# start of DATA PROVIDED

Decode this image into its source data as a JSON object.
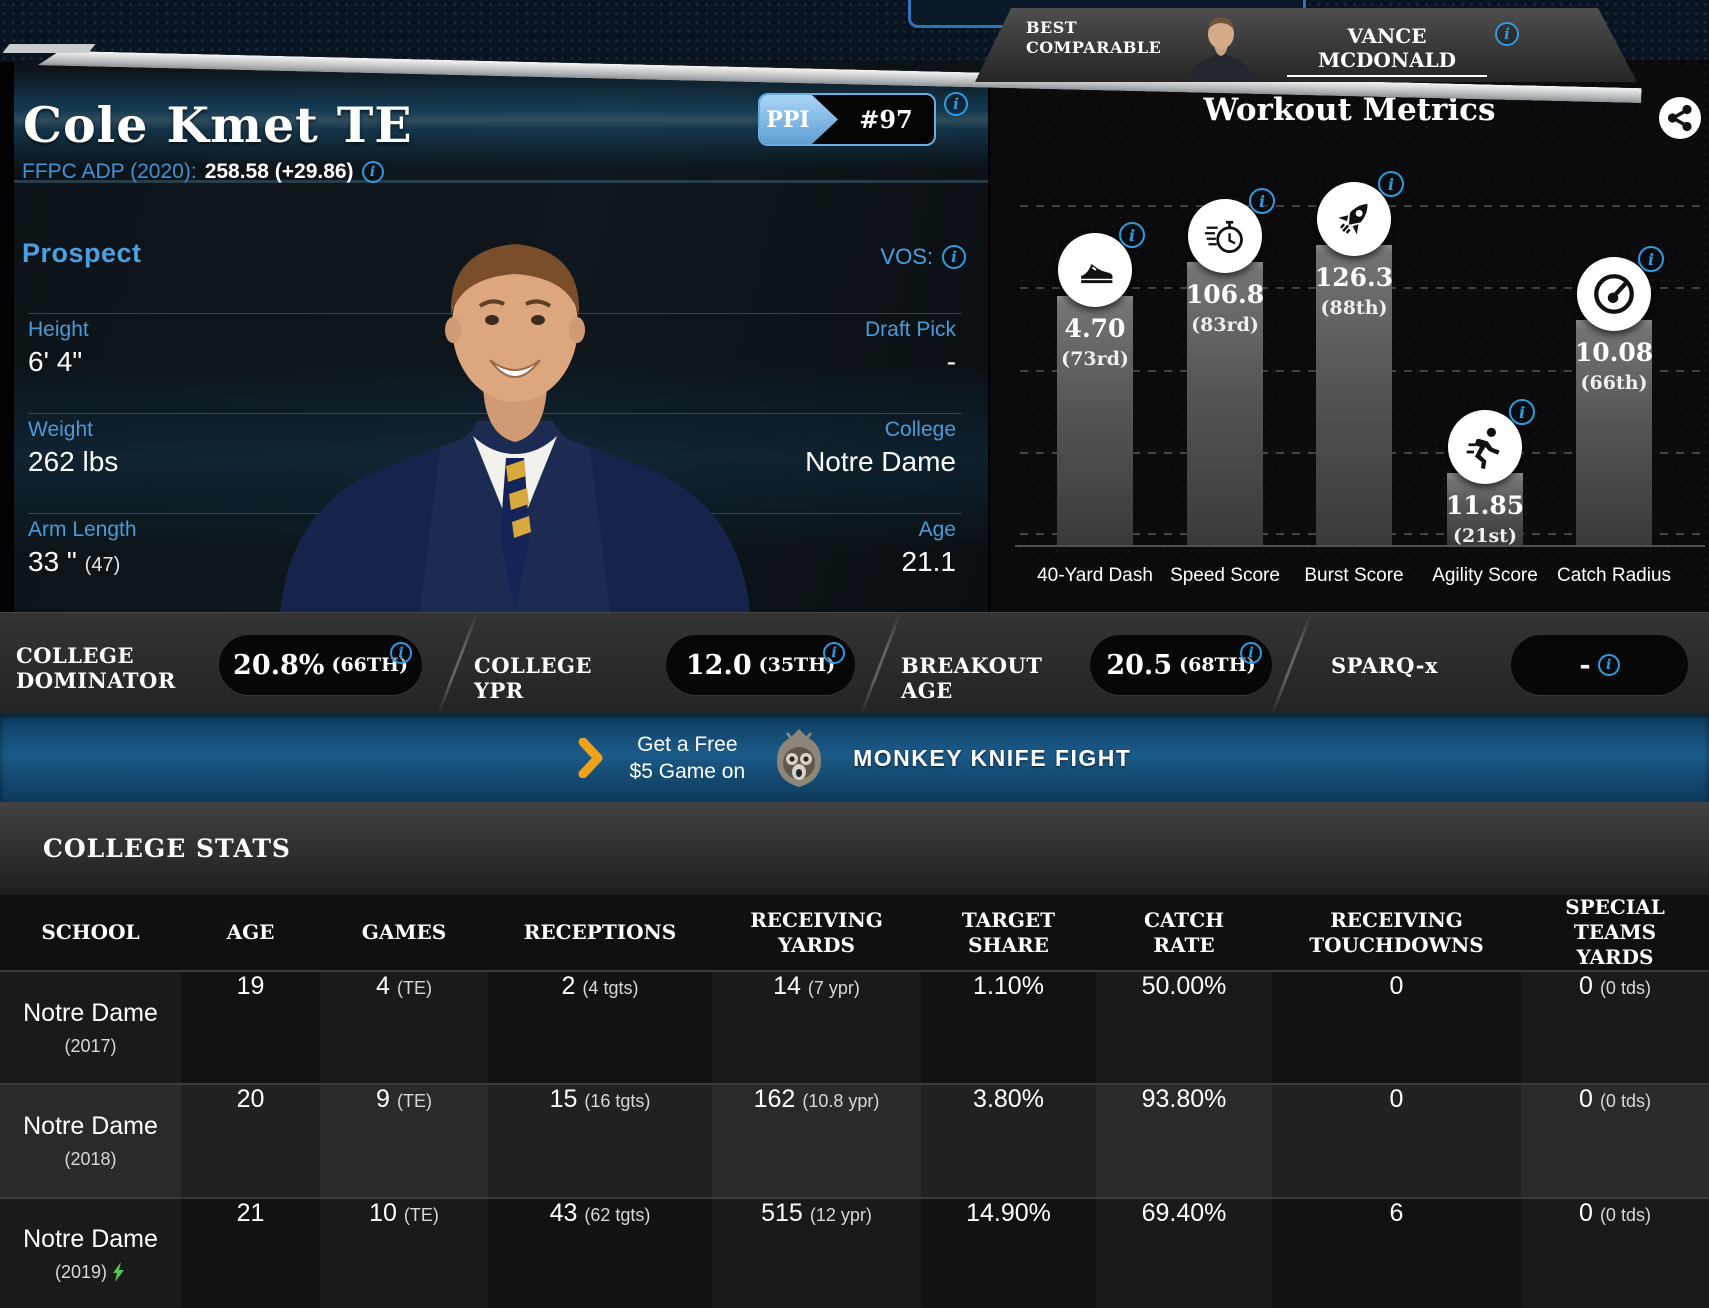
{
  "best_comparable": {
    "label_line1": "BEST",
    "label_line2": "COMPARABLE",
    "name": "VANCE MCDONALD"
  },
  "player": {
    "title": "Cole Kmet TE",
    "ppi_label": "PPI",
    "ppi_rank": "#97",
    "adp_label": "FFPC ADP (2020):",
    "adp_value": "258.58 (+29.86)"
  },
  "prospect": {
    "heading": "Prospect",
    "vos_label": "VOS:",
    "left_fields": [
      {
        "label": "Height",
        "value": "6' 4\"",
        "note": ""
      },
      {
        "label": "Weight",
        "value": "262 lbs",
        "note": ""
      },
      {
        "label": "Arm Length",
        "value": "33 \"",
        "note": "(47)"
      }
    ],
    "right_fields": [
      {
        "label": "Draft Pick",
        "value": "-"
      },
      {
        "label": "College",
        "value": "Notre Dame"
      },
      {
        "label": "Age",
        "value": "21.1"
      }
    ]
  },
  "workout": {
    "title": "Workout Metrics"
  },
  "chart_data": {
    "type": "bar",
    "title": "Workout Metrics",
    "categories": [
      "40-Yard Dash",
      "Speed Score",
      "Burst Score",
      "Agility Score",
      "Catch Radius"
    ],
    "values": [
      4.7,
      106.8,
      126.3,
      11.85,
      10.08
    ],
    "value_labels": [
      "4.70",
      "106.8",
      "126.3",
      "11.85",
      "10.08"
    ],
    "percentiles": [
      73,
      83,
      88,
      21,
      66
    ],
    "percentile_labels": [
      "(73rd)",
      "(83rd)",
      "(88th)",
      "(21st)",
      "(66th)"
    ],
    "icons": [
      "shoe-icon",
      "stopwatch-icon",
      "rocket-icon",
      "runner-icon",
      "gauge-icon"
    ],
    "ylim": [
      0,
      100
    ],
    "grid": "horizontal-dashed",
    "legend": "none"
  },
  "metric_pills": [
    {
      "label": "COLLEGE DOMINATOR",
      "value": "20.8%",
      "suffix": "(66TH)"
    },
    {
      "label": "COLLEGE YPR",
      "value": "12.0",
      "suffix": "(35TH)"
    },
    {
      "label": "BREAKOUT AGE",
      "value": "20.5",
      "suffix": "(68TH)"
    },
    {
      "label": "SPARQ-x",
      "value": "-",
      "suffix": ""
    }
  ],
  "banner": {
    "cta_line1": "Get a Free",
    "cta_line2": "$5 Game on",
    "brand": "MONKEY KNIFE FIGHT"
  },
  "college_stats": {
    "title": "COLLEGE STATS",
    "columns": [
      "SCHOOL",
      "AGE",
      "GAMES",
      "RECEPTIONS",
      "RECEIVING YARDS",
      "TARGET SHARE",
      "CATCH RATE",
      "RECEIVING TOUCHDOWNS",
      "SPECIAL TEAMS YARDS"
    ],
    "rows": [
      {
        "school": "Notre Dame",
        "year": "(2017)",
        "breakout": false,
        "age": "19",
        "games": "4",
        "games_note": "(TE)",
        "receptions": "2",
        "receptions_note": "(4 tgts)",
        "receiving_yards": "14",
        "receiving_yards_note": "(7 ypr)",
        "target_share": "1.10%",
        "catch_rate": "50.00%",
        "receiving_touchdowns": "0",
        "special_teams_yards": "0",
        "special_teams_note": "(0 tds)"
      },
      {
        "school": "Notre Dame",
        "year": "(2018)",
        "breakout": false,
        "age": "20",
        "games": "9",
        "games_note": "(TE)",
        "receptions": "15",
        "receptions_note": "(16 tgts)",
        "receiving_yards": "162",
        "receiving_yards_note": "(10.8 ypr)",
        "target_share": "3.80%",
        "catch_rate": "93.80%",
        "receiving_touchdowns": "0",
        "special_teams_yards": "0",
        "special_teams_note": "(0 tds)"
      },
      {
        "school": "Notre Dame",
        "year": "(2019)",
        "breakout": true,
        "age": "21",
        "games": "10",
        "games_note": "(TE)",
        "receptions": "43",
        "receptions_note": "(62 tgts)",
        "receiving_yards": "515",
        "receiving_yards_note": "(12 ypr)",
        "target_share": "14.90%",
        "catch_rate": "69.40%",
        "receiving_touchdowns": "6",
        "special_teams_yards": "0",
        "special_teams_note": "(0 tds)"
      }
    ]
  },
  "colors": {
    "accent_blue": "#4da0e0",
    "info_blue": "#2f9be0",
    "ppi_badge_blue": "#a9d5f6",
    "banner_blue": "#1b5a88",
    "chevron_yellow": "#f0a21a",
    "bolt_green": "#53c653",
    "bar_gray": "#6f6f6f"
  }
}
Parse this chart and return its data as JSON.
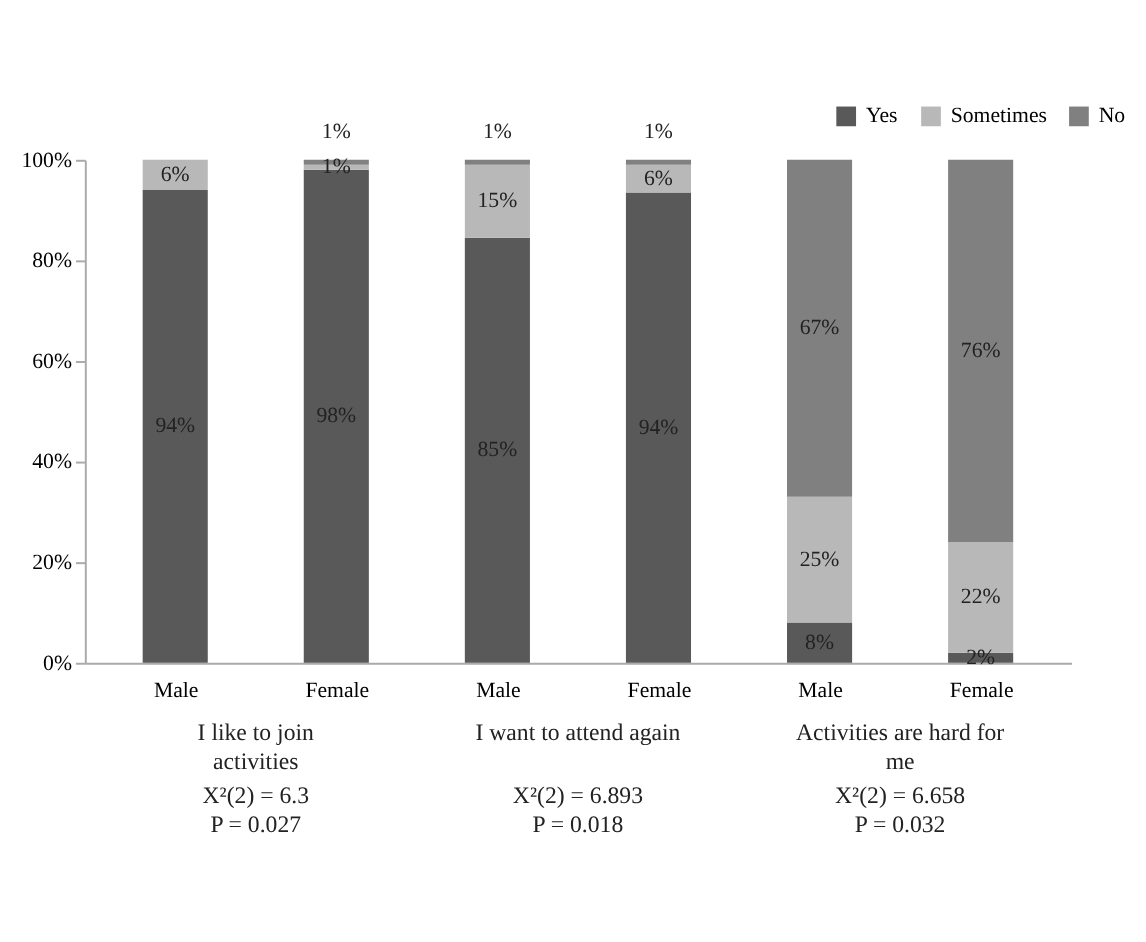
{
  "chart_data": {
    "type": "bar",
    "stacked": true,
    "categories": [
      "Male",
      "Female",
      "Male",
      "Female",
      "Male",
      "Female"
    ],
    "series": [
      {
        "name": "Yes",
        "color": "#595959",
        "values": [
          94,
          98,
          84.5,
          93.5,
          8,
          2
        ],
        "value_labels": [
          "94%",
          "98%",
          "85%",
          "94%",
          "8%",
          "2%"
        ]
      },
      {
        "name": "Sometimes",
        "color": "#b8b8b8",
        "values": [
          6,
          1,
          14.5,
          5.5,
          25,
          22
        ],
        "value_labels": [
          "6%",
          "1%",
          "15%",
          "6%",
          "25%",
          "22%"
        ]
      },
      {
        "name": "No",
        "color": "#808080",
        "values": [
          0,
          1,
          1,
          1,
          67,
          76
        ],
        "value_labels": [
          null,
          "1%",
          "1%",
          "1%",
          "67%",
          "76%"
        ]
      }
    ],
    "ylim": [
      0,
      100
    ],
    "yticks": [
      {
        "value": 0,
        "label": "0%"
      },
      {
        "value": 20,
        "label": "20%"
      },
      {
        "value": 40,
        "label": "40%"
      },
      {
        "value": 60,
        "label": "60%"
      },
      {
        "value": 80,
        "label": "80%"
      },
      {
        "value": 100,
        "label": "100%"
      }
    ],
    "grid": false,
    "legend": "top right",
    "annotations": [
      "I like to join activities",
      "I want to attend again",
      "Activities are hard for me",
      "Χ²(2) = 6.3\nP = 0.027",
      "Χ²(2) = 6.893\nP = 0.018",
      "Χ²(2) = 6.658\nP = 0.032"
    ]
  }
}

# end of DATA PROVIDED

### STATED TASK
Print all of the records shown above exactly, leaving out each picture.

### CORRECT RESPONSE
Decode this image into its source data as a JSON object.
{
  "best_comparable": {
    "label_line1": "BEST",
    "label_line2": "COMPARABLE",
    "name": "VANCE MCDONALD"
  },
  "player": {
    "title": "Cole Kmet TE",
    "ppi_label": "PPI",
    "ppi_rank": "#97",
    "adp_label": "FFPC ADP (2020):",
    "adp_value": "258.58 (+29.86)"
  },
  "prospect": {
    "heading": "Prospect",
    "vos_label": "VOS:",
    "left_fields": [
      {
        "label": "Height",
        "value": "6' 4\"",
        "note": ""
      },
      {
        "label": "Weight",
        "value": "262 lbs",
        "note": ""
      },
      {
        "label": "Arm Length",
        "value": "33 \"",
        "note": "(47)"
      }
    ],
    "right_fields": [
      {
        "label": "Draft Pick",
        "value": "-"
      },
      {
        "label": "College",
        "value": "Notre Dame"
      },
      {
        "label": "Age",
        "value": "21.1"
      }
    ]
  },
  "workout": {
    "title": "Workout Metrics"
  },
  "chart_data": {
    "type": "bar",
    "title": "Workout Metrics",
    "categories": [
      "40-Yard Dash",
      "Speed Score",
      "Burst Score",
      "Agility Score",
      "Catch Radius"
    ],
    "values": [
      4.7,
      106.8,
      126.3,
      11.85,
      10.08
    ],
    "value_labels": [
      "4.70",
      "106.8",
      "126.3",
      "11.85",
      "10.08"
    ],
    "percentiles": [
      73,
      83,
      88,
      21,
      66
    ],
    "percentile_labels": [
      "(73rd)",
      "(83rd)",
      "(88th)",
      "(21st)",
      "(66th)"
    ],
    "icons": [
      "shoe-icon",
      "stopwatch-icon",
      "rocket-icon",
      "runner-icon",
      "gauge-icon"
    ],
    "ylim": [
      0,
      100
    ],
    "grid": "horizontal-dashed",
    "legend": "none"
  },
  "metric_pills": [
    {
      "label": "COLLEGE DOMINATOR",
      "value": "20.8%",
      "suffix": "(66TH)"
    },
    {
      "label": "COLLEGE YPR",
      "value": "12.0",
      "suffix": "(35TH)"
    },
    {
      "label": "BREAKOUT AGE",
      "value": "20.5",
      "suffix": "(68TH)"
    },
    {
      "label": "SPARQ-x",
      "value": "-",
      "suffix": ""
    }
  ],
  "banner": {
    "cta_line1": "Get a Free",
    "cta_line2": "$5 Game on",
    "brand": "MONKEY KNIFE FIGHT"
  },
  "college_stats": {
    "title": "COLLEGE STATS",
    "columns": [
      "SCHOOL",
      "AGE",
      "GAMES",
      "RECEPTIONS",
      "RECEIVING YARDS",
      "TARGET SHARE",
      "CATCH RATE",
      "RECEIVING TOUCHDOWNS",
      "SPECIAL TEAMS YARDS"
    ],
    "rows": [
      {
        "school": "Notre Dame",
        "year": "(2017)",
        "breakout": false,
        "age": "19",
        "games": "4",
        "games_note": "(TE)",
        "receptions": "2",
        "receptions_note": "(4 tgts)",
        "receiving_yards": "14",
        "receiving_yards_note": "(7 ypr)",
        "target_share": "1.10%",
        "catch_rate": "50.00%",
        "receiving_touchdowns": "0",
        "special_teams_yards": "0",
        "special_teams_note": "(0 tds)"
      },
      {
        "school": "Notre Dame",
        "year": "(2018)",
        "breakout": false,
        "age": "20",
        "games": "9",
        "games_note": "(TE)",
        "receptions": "15",
        "receptions_note": "(16 tgts)",
        "receiving_yards": "162",
        "receiving_yards_note": "(10.8 ypr)",
        "target_share": "3.80%",
        "catch_rate": "93.80%",
        "receiving_touchdowns": "0",
        "special_teams_yards": "0",
        "special_teams_note": "(0 tds)"
      },
      {
        "school": "Notre Dame",
        "year": "(2019)",
        "breakout": true,
        "age": "21",
        "games": "10",
        "games_note": "(TE)",
        "receptions": "43",
        "receptions_note": "(62 tgts)",
        "receiving_yards": "515",
        "receiving_yards_note": "(12 ypr)",
        "target_share": "14.90%",
        "catch_rate": "69.40%",
        "receiving_touchdowns": "6",
        "special_teams_yards": "0",
        "special_teams_note": "(0 tds)"
      }
    ]
  },
  "colors": {
    "accent_blue": "#4da0e0",
    "info_blue": "#2f9be0",
    "ppi_badge_blue": "#a9d5f6",
    "banner_blue": "#1b5a88",
    "chevron_yellow": "#f0a21a",
    "bolt_green": "#53c653",
    "bar_gray": "#6f6f6f"
  }
}
Parse this chart and return its data as JSON.
{
  "chart_data": {
    "type": "bar",
    "stacked": true,
    "categories": [
      "Male",
      "Female",
      "Male",
      "Female",
      "Male",
      "Female"
    ],
    "series": [
      {
        "name": "Yes",
        "color": "#595959",
        "values": [
          94,
          98,
          84.5,
          93.5,
          8,
          2
        ],
        "value_labels": [
          "94%",
          "98%",
          "85%",
          "94%",
          "8%",
          "2%"
        ]
      },
      {
        "name": "Sometimes",
        "color": "#b8b8b8",
        "values": [
          6,
          1,
          14.5,
          5.5,
          25,
          22
        ],
        "value_labels": [
          "6%",
          "1%",
          "15%",
          "6%",
          "25%",
          "22%"
        ]
      },
      {
        "name": "No",
        "color": "#808080",
        "values": [
          0,
          1,
          1,
          1,
          67,
          76
        ],
        "value_labels": [
          null,
          "1%",
          "1%",
          "1%",
          "67%",
          "76%"
        ]
      }
    ],
    "ylim": [
      0,
      100
    ],
    "yticks": [
      {
        "value": 0,
        "label": "0%"
      },
      {
        "value": 20,
        "label": "20%"
      },
      {
        "value": 40,
        "label": "40%"
      },
      {
        "value": 60,
        "label": "60%"
      },
      {
        "value": 80,
        "label": "80%"
      },
      {
        "value": 100,
        "label": "100%"
      }
    ],
    "grid": false,
    "legend": "top right",
    "annotations": [
      "I like to join activities",
      "I want to attend again",
      "Activities are hard for me",
      "Χ²(2) = 6.3\nP = 0.027",
      "Χ²(2) = 6.893\nP = 0.018",
      "Χ²(2) = 6.658\nP = 0.032"
    ]
  }
}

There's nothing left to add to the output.